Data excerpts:
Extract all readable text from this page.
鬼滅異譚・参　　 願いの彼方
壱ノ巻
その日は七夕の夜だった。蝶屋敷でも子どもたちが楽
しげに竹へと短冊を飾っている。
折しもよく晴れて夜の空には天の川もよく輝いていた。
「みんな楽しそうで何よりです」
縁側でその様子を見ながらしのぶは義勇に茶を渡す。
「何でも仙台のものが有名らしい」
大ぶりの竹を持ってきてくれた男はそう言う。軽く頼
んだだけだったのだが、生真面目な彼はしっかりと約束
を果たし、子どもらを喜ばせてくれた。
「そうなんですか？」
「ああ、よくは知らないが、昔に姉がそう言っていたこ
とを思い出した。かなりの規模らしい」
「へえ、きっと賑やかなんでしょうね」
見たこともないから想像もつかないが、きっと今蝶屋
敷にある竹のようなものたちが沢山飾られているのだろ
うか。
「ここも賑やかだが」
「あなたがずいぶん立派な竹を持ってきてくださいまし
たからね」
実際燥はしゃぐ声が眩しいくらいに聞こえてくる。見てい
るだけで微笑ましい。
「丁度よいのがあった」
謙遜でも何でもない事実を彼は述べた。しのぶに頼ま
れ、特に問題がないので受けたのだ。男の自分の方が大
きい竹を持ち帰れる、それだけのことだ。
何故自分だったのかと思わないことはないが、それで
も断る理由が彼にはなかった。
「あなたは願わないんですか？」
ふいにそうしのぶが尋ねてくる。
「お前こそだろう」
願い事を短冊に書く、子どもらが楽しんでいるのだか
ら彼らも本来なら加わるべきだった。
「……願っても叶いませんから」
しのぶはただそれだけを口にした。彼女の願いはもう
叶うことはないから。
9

# SHORT TASK
From the records above, extract everything verbatim.

# FINISHED TASK
Extract all readable text from this page.
鬼滅異譚・参　　 願いの彼方
壱ノ巻
その日は七夕の夜だった。蝶屋敷でも子どもたちが楽
しげに竹へと短冊を飾っている。
折しもよく晴れて夜の空には天の川もよく輝いていた。
「みんな楽しそうで何よりです」
縁側でその様子を見ながらしのぶは義勇に茶を渡す。
「何でも仙台のものが有名らしい」
大ぶりの竹を持ってきてくれた男はそう言う。軽く頼
んだだけだったのだが、生真面目な彼はしっかりと約束
を果たし、子どもらを喜ばせてくれた。
「そうなんですか？」
「ああ、よくは知らないが、昔に姉がそう言っていたこ
とを思い出した。かなりの規模らしい」
「へえ、きっと賑やかなんでしょうね」
見たこともないから想像もつかないが、きっと今蝶屋
敷にある竹のようなものたちが沢山飾られているのだろ
うか。
「ここも賑やかだが」
「あなたがずいぶん立派な竹を持ってきてくださいまし
たからね」
実際燥はしゃぐ声が眩しいくらいに聞こえてくる。見てい
るだけで微笑ましい。
「丁度よいのがあった」
謙遜でも何でもない事実を彼は述べた。しのぶに頼ま
れ、特に問題がないので受けたのだ。男の自分の方が大
きい竹を持ち帰れる、それだけのことだ。
何故自分だったのかと思わないことはないが、それで
も断る理由が彼にはなかった。
「あなたは願わないんですか？」
ふいにそうしのぶが尋ねてくる。
「お前こそだろう」
願い事を短冊に書く、子どもらが楽しんでいるのだか
ら彼らも本来なら加わるべきだった。
「……願っても叶いませんから」
しのぶはただそれだけを口にした。彼女の願いはもう
叶うことはないから。
9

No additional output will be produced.